DATA FOR THIS TASK —
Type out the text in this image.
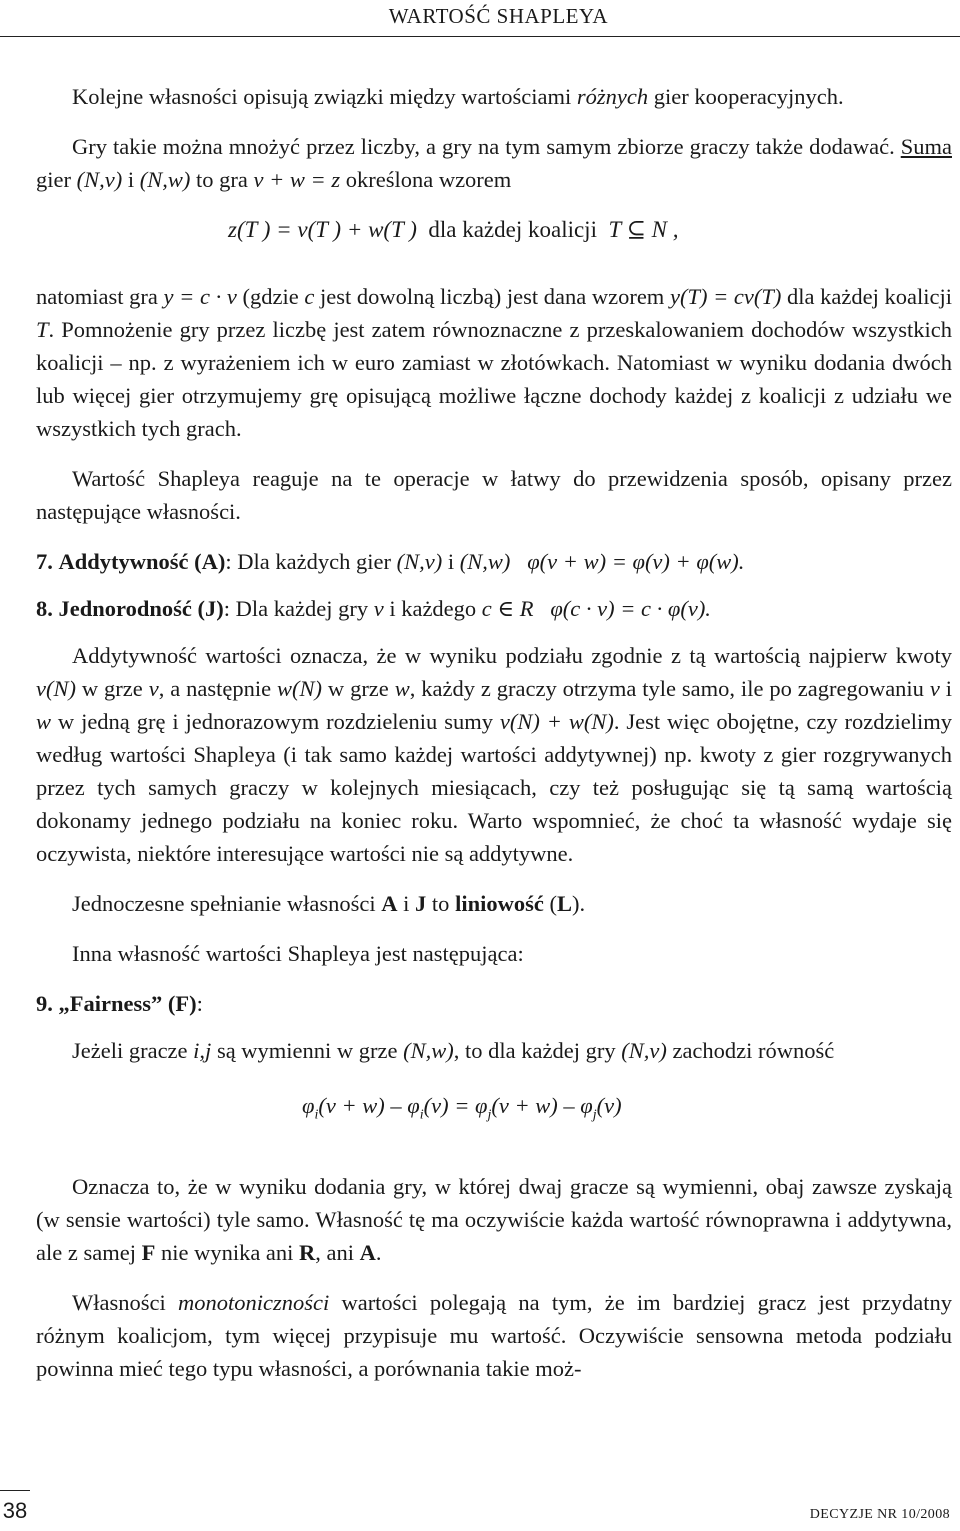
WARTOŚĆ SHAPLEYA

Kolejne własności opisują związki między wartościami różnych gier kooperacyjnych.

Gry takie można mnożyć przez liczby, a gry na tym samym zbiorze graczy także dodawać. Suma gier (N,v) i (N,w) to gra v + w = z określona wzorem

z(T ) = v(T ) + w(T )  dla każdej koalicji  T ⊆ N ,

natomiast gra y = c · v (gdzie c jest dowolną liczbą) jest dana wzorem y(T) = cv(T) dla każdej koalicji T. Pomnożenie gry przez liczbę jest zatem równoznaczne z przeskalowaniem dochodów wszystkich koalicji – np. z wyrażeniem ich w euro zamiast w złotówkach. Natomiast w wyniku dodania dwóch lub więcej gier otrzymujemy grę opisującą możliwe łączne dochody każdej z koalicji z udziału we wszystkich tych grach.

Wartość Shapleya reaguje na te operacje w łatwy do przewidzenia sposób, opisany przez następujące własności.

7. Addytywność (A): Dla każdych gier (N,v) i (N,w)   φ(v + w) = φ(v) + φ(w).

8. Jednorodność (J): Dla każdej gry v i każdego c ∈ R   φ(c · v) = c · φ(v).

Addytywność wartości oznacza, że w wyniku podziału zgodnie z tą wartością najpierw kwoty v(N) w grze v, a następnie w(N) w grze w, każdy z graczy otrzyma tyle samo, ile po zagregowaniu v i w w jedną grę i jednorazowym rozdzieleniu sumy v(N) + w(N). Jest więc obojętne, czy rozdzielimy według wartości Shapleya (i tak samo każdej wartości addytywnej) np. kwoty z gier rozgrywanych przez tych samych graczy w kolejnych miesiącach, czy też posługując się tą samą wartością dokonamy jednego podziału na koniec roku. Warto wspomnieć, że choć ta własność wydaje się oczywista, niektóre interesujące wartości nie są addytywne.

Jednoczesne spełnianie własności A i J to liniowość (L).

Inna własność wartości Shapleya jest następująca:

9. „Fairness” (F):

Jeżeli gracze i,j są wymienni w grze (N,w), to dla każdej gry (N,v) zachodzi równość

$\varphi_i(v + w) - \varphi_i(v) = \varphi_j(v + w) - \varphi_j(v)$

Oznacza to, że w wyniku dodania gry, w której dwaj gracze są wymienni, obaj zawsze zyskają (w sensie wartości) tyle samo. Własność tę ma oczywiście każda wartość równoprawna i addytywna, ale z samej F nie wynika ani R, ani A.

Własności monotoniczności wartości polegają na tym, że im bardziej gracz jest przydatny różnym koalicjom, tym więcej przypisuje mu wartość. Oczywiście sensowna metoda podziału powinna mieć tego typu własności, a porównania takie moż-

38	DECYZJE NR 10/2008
==
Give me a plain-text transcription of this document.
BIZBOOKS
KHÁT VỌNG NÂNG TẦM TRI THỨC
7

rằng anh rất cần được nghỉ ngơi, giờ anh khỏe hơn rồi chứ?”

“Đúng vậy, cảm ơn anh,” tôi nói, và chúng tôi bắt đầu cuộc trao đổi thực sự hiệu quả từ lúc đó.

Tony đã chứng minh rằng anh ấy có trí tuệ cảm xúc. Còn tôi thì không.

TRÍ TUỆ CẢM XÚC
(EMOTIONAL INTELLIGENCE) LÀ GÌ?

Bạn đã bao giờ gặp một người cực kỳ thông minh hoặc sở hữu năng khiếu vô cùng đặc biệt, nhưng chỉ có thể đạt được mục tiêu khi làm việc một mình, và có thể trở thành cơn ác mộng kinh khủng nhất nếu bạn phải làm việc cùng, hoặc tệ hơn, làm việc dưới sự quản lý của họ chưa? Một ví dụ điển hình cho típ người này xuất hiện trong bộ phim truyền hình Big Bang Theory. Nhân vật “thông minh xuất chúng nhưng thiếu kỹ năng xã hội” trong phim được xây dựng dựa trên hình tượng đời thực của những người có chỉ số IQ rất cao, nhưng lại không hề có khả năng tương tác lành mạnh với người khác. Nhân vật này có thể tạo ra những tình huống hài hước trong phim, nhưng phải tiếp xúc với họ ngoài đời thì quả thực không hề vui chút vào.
...
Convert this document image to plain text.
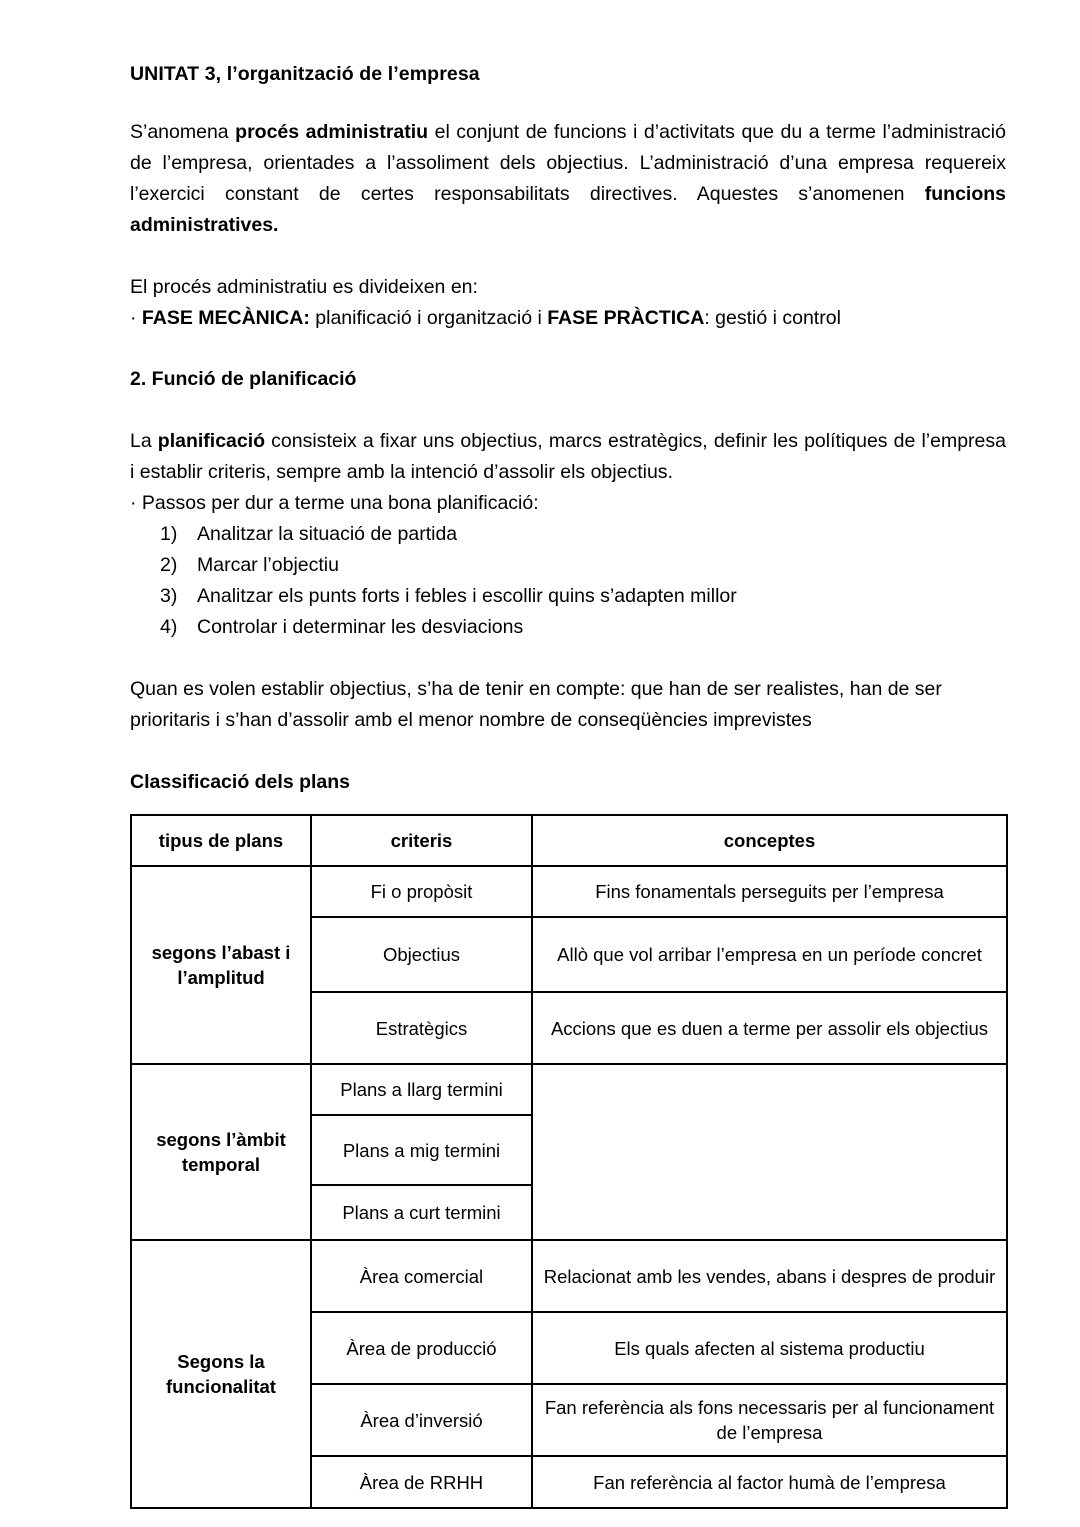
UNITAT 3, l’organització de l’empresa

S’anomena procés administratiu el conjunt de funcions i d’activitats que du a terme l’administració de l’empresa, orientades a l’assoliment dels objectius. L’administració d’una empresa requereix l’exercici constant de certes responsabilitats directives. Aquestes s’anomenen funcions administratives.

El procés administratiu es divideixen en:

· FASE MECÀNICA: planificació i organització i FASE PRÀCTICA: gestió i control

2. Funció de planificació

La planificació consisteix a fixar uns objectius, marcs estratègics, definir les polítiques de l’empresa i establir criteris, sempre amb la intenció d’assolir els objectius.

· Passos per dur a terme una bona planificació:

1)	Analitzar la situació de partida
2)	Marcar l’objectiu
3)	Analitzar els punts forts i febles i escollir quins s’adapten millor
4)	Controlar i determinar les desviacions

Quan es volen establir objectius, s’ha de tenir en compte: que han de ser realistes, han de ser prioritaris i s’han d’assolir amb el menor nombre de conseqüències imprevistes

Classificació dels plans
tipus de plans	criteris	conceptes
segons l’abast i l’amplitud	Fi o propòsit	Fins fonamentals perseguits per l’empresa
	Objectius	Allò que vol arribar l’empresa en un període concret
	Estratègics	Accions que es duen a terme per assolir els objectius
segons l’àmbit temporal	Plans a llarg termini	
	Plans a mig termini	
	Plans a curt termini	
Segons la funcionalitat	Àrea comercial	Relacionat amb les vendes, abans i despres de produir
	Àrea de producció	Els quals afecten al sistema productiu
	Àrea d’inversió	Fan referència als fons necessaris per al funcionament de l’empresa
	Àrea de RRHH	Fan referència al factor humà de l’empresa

AIM —
Give nothing but the number of lines containing the string "wzorem".

FULL OUTPUT —
2